● Instructions to follow
Keep the wording of each record exactly the same when you repeat it, and leave out pictures.

+ + +

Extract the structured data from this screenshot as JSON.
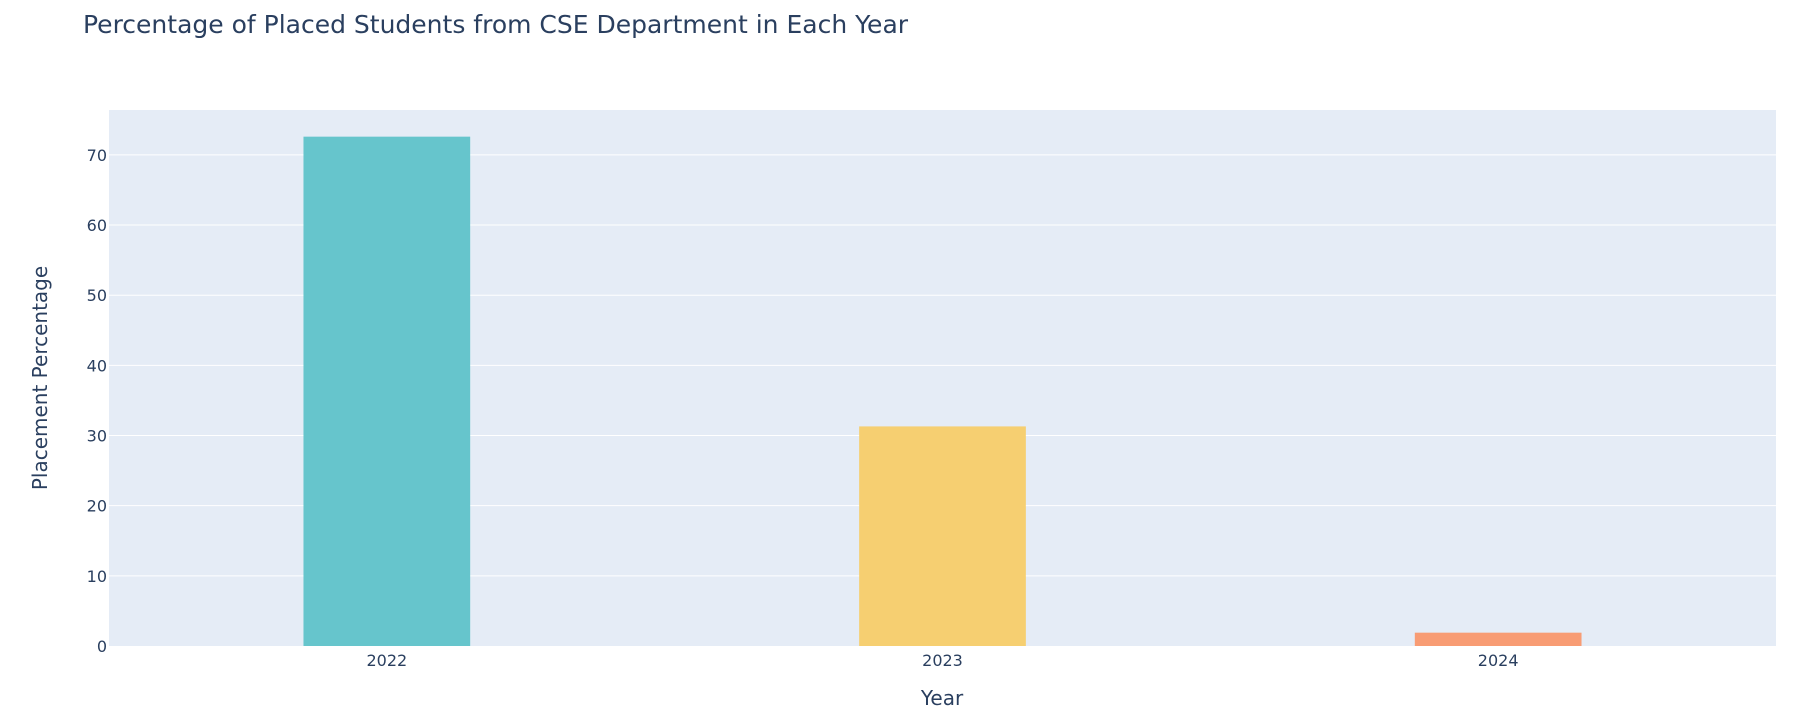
{
  "chart_data": {
    "type": "bar",
    "title": "Percentage of Placed Students from CSE Department in Each Year",
    "xlabel": "Year",
    "ylabel": "Placement Percentage",
    "categories": [
      "2022",
      "2023",
      "2024"
    ],
    "values": [
      72.6,
      31.3,
      1.9
    ],
    "colors": [
      "#66c5cc",
      "#f6cf71",
      "#f89c74"
    ],
    "ylim": [
      0,
      76.4
    ],
    "yticks": [
      0,
      10,
      20,
      30,
      40,
      50,
      60,
      70
    ],
    "grid": true,
    "plot_background": "#e5ecf6",
    "legend": "none"
  }
}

+ + +

● The solution
Extract the structured data from this screenshot as JSON.
{
  "chart_data": {
    "type": "bar",
    "title": "Percentage of Placed Students from CSE Department in Each Year",
    "xlabel": "Year",
    "ylabel": "Placement Percentage",
    "categories": [
      "2022",
      "2023",
      "2024"
    ],
    "values": [
      72.6,
      31.3,
      1.9
    ],
    "colors": [
      "#66c5cc",
      "#f6cf71",
      "#f89c74"
    ],
    "ylim": [
      0,
      76.4
    ],
    "yticks": [
      0,
      10,
      20,
      30,
      40,
      50,
      60,
      70
    ],
    "grid": true,
    "plot_background": "#e5ecf6",
    "legend": "none"
  }
}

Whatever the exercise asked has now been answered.